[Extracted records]

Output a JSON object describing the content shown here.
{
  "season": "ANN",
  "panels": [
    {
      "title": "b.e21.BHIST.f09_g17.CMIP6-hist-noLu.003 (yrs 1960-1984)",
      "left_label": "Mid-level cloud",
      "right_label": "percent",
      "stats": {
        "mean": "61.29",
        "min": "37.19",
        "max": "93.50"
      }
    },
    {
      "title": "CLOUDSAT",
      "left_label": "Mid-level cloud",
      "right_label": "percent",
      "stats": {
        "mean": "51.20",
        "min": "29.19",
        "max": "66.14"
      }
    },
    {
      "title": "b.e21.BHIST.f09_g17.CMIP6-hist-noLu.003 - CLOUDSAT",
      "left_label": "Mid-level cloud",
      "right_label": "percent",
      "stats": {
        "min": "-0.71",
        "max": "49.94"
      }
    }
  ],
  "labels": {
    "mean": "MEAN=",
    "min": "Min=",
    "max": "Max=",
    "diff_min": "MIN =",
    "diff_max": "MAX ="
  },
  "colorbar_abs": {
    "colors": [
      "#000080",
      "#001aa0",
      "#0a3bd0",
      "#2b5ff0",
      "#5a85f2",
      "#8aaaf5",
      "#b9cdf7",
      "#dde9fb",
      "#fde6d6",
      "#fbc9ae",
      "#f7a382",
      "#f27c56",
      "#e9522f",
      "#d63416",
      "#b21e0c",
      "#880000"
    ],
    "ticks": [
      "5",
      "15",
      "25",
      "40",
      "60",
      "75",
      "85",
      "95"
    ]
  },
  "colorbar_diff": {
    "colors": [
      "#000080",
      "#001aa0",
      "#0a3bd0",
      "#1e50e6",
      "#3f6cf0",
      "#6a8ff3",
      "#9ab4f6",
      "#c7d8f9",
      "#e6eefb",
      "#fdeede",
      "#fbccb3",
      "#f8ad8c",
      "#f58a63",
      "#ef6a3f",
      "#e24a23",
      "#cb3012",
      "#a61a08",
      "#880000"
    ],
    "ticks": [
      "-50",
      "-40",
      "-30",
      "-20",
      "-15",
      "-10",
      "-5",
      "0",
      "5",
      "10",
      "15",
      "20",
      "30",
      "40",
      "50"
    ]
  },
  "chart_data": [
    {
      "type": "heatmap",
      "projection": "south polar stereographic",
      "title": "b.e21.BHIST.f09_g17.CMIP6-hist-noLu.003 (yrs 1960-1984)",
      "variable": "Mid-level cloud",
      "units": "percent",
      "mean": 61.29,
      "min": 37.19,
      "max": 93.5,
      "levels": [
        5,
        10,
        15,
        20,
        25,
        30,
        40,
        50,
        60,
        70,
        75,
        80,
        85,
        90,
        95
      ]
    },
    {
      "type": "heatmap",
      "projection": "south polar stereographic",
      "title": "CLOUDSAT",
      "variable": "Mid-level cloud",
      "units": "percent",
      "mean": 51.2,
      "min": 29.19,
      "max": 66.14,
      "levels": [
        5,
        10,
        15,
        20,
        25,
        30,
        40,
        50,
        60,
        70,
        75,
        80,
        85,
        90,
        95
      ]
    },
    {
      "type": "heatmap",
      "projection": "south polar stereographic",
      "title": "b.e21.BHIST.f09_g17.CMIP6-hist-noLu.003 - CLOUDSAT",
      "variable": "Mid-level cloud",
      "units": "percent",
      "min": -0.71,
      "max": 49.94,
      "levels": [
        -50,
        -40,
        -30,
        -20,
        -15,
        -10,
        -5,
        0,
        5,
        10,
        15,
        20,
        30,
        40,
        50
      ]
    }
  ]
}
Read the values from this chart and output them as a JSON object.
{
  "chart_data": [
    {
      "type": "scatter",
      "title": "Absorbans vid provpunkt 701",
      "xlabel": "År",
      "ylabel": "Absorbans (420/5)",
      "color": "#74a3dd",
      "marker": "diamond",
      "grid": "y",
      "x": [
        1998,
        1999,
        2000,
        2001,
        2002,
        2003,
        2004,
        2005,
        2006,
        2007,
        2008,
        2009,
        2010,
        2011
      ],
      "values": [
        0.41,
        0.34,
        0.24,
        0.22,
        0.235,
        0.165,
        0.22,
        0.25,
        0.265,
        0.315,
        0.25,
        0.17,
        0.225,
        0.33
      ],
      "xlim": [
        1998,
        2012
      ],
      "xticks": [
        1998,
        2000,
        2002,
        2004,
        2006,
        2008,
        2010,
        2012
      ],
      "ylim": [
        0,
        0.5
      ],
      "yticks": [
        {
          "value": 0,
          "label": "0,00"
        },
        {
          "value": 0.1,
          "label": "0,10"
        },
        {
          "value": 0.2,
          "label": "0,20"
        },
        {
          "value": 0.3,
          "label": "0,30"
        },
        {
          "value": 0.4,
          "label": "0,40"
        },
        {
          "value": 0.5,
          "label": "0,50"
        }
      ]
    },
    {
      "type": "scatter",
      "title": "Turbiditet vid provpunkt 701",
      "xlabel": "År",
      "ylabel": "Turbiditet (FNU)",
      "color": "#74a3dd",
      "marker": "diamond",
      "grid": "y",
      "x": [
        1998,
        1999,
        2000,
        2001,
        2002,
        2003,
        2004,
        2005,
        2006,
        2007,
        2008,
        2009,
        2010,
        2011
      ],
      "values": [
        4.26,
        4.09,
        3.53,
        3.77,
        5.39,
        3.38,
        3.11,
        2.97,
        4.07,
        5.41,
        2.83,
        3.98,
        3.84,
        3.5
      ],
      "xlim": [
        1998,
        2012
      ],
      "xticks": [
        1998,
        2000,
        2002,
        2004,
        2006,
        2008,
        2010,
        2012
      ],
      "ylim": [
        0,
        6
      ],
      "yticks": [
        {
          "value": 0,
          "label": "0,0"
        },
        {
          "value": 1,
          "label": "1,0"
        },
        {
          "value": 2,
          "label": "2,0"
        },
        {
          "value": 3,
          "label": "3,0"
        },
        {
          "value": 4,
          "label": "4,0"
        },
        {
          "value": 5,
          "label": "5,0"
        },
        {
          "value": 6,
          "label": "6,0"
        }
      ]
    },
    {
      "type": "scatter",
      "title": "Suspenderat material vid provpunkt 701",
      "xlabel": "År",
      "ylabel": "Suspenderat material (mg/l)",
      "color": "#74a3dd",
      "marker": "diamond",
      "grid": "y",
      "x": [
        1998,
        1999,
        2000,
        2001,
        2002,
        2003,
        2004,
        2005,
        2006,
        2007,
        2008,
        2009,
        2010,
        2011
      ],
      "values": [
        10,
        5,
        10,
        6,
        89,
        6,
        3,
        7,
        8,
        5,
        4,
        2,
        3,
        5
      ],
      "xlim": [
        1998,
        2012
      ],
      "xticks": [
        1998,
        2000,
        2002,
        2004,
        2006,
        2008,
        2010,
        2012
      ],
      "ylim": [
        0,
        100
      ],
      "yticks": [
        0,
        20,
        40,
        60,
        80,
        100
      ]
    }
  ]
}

Task prompt:
Set down all of the data above, word for word.

Finished task:
Output a JSON object describing the content shown here.
{
  "season": "ANN",
  "panels": [
    {
      "title": "b.e21.BHIST.f09_g17.CMIP6-hist-noLu.003 (yrs 1960-1984)",
      "left_label": "Mid-level cloud",
      "right_label": "percent",
      "stats": {
        "mean": "61.29",
        "min": "37.19",
        "max": "93.50"
      }
    },
    {
      "title": "CLOUDSAT",
      "left_label": "Mid-level cloud",
      "right_label": "percent",
      "stats": {
        "mean": "51.20",
        "min": "29.19",
        "max": "66.14"
      }
    },
    {
      "title": "b.e21.BHIST.f09_g17.CMIP6-hist-noLu.003 - CLOUDSAT",
      "left_label": "Mid-level cloud",
      "right_label": "percent",
      "stats": {
        "min": "-0.71",
        "max": "49.94"
      }
    }
  ],
  "labels": {
    "mean": "MEAN=",
    "min": "Min=",
    "max": "Max=",
    "diff_min": "MIN =",
    "diff_max": "MAX ="
  },
  "colorbar_abs": {
    "colors": [
      "#000080",
      "#001aa0",
      "#0a3bd0",
      "#2b5ff0",
      "#5a85f2",
      "#8aaaf5",
      "#b9cdf7",
      "#dde9fb",
      "#fde6d6",
      "#fbc9ae",
      "#f7a382",
      "#f27c56",
      "#e9522f",
      "#d63416",
      "#b21e0c",
      "#880000"
    ],
    "ticks": [
      "5",
      "15",
      "25",
      "40",
      "60",
      "75",
      "85",
      "95"
    ]
  },
  "colorbar_diff": {
    "colors": [
      "#000080",
      "#001aa0",
      "#0a3bd0",
      "#1e50e6",
      "#3f6cf0",
      "#6a8ff3",
      "#9ab4f6",
      "#c7d8f9",
      "#e6eefb",
      "#fdeede",
      "#fbccb3",
      "#f8ad8c",
      "#f58a63",
      "#ef6a3f",
      "#e24a23",
      "#cb3012",
      "#a61a08",
      "#880000"
    ],
    "ticks": [
      "-50",
      "-40",
      "-30",
      "-20",
      "-15",
      "-10",
      "-5",
      "0",
      "5",
      "10",
      "15",
      "20",
      "30",
      "40",
      "50"
    ]
  },
  "chart_data": [
    {
      "type": "heatmap",
      "projection": "south polar stereographic",
      "title": "b.e21.BHIST.f09_g17.CMIP6-hist-noLu.003 (yrs 1960-1984)",
      "variable": "Mid-level cloud",
      "units": "percent",
      "mean": 61.29,
      "min": 37.19,
      "max": 93.5,
      "levels": [
        5,
        10,
        15,
        20,
        25,
        30,
        40,
        50,
        60,
        70,
        75,
        80,
        85,
        90,
        95
      ]
    },
    {
      "type": "heatmap",
      "projection": "south polar stereographic",
      "title": "CLOUDSAT",
      "variable": "Mid-level cloud",
      "units": "percent",
      "mean": 51.2,
      "min": 29.19,
      "max": 66.14,
      "levels": [
        5,
        10,
        15,
        20,
        25,
        30,
        40,
        50,
        60,
        70,
        75,
        80,
        85,
        90,
        95
      ]
    },
    {
      "type": "heatmap",
      "projection": "south polar stereographic",
      "title": "b.e21.BHIST.f09_g17.CMIP6-hist-noLu.003 - CLOUDSAT",
      "variable": "Mid-level cloud",
      "units": "percent",
      "min": -0.71,
      "max": 49.94,
      "levels": [
        -50,
        -40,
        -30,
        -20,
        -15,
        -10,
        -5,
        0,
        5,
        10,
        15,
        20,
        30,
        40,
        50
      ]
    }
  ]
}
Read the values from this chart and output them as a JSON object.
{
  "chart_data": [
    {
      "type": "scatter",
      "title": "Absorbans vid provpunkt 701",
      "xlabel": "År",
      "ylabel": "Absorbans (420/5)",
      "color": "#74a3dd",
      "marker": "diamond",
      "grid": "y",
      "x": [
        1998,
        1999,
        2000,
        2001,
        2002,
        2003,
        2004,
        2005,
        2006,
        2007,
        2008,
        2009,
        2010,
        2011
      ],
      "values": [
        0.41,
        0.34,
        0.24,
        0.22,
        0.235,
        0.165,
        0.22,
        0.25,
        0.265,
        0.315,
        0.25,
        0.17,
        0.225,
        0.33
      ],
      "xlim": [
        1998,
        2012
      ],
      "xticks": [
        1998,
        2000,
        2002,
        2004,
        2006,
        2008,
        2010,
        2012
      ],
      "ylim": [
        0,
        0.5
      ],
      "yticks": [
        {
          "value": 0,
          "label": "0,00"
        },
        {
          "value": 0.1,
          "label": "0,10"
        },
        {
          "value": 0.2,
          "label": "0,20"
        },
        {
          "value": 0.3,
          "label": "0,30"
        },
        {
          "value": 0.4,
          "label": "0,40"
        },
        {
          "value": 0.5,
          "label": "0,50"
        }
      ]
    },
    {
      "type": "scatter",
      "title": "Turbiditet vid provpunkt 701",
      "xlabel": "År",
      "ylabel": "Turbiditet (FNU)",
      "color": "#74a3dd",
      "marker": "diamond",
      "grid": "y",
      "x": [
        1998,
        1999,
        2000,
        2001,
        2002,
        2003,
        2004,
        2005,
        2006,
        2007,
        2008,
        2009,
        2010,
        2011
      ],
      "values": [
        4.26,
        4.09,
        3.53,
        3.77,
        5.39,
        3.38,
        3.11,
        2.97,
        4.07,
        5.41,
        2.83,
        3.98,
        3.84,
        3.5
      ],
      "xlim": [
        1998,
        2012
      ],
      "xticks": [
        1998,
        2000,
        2002,
        2004,
        2006,
        2008,
        2010,
        2012
      ],
      "ylim": [
        0,
        6
      ],
      "yticks": [
        {
          "value": 0,
          "label": "0,0"
        },
        {
          "value": 1,
          "label": "1,0"
        },
        {
          "value": 2,
          "label": "2,0"
        },
        {
          "value": 3,
          "label": "3,0"
        },
        {
          "value": 4,
          "label": "4,0"
        },
        {
          "value": 5,
          "label": "5,0"
        },
        {
          "value": 6,
          "label": "6,0"
        }
      ]
    },
    {
      "type": "scatter",
      "title": "Suspenderat material vid provpunkt 701",
      "xlabel": "År",
      "ylabel": "Suspenderat material (mg/l)",
      "color": "#74a3dd",
      "marker": "diamond",
      "grid": "y",
      "x": [
        1998,
        1999,
        2000,
        2001,
        2002,
        2003,
        2004,
        2005,
        2006,
        2007,
        2008,
        2009,
        2010,
        2011
      ],
      "values": [
        10,
        5,
        10,
        6,
        89,
        6,
        3,
        7,
        8,
        5,
        4,
        2,
        3,
        5
      ],
      "xlim": [
        1998,
        2012
      ],
      "xticks": [
        1998,
        2000,
        2002,
        2004,
        2006,
        2008,
        2010,
        2012
      ],
      "ylim": [
        0,
        100
      ],
      "yticks": [
        0,
        20,
        40,
        60,
        80,
        100
      ]
    }
  ]
}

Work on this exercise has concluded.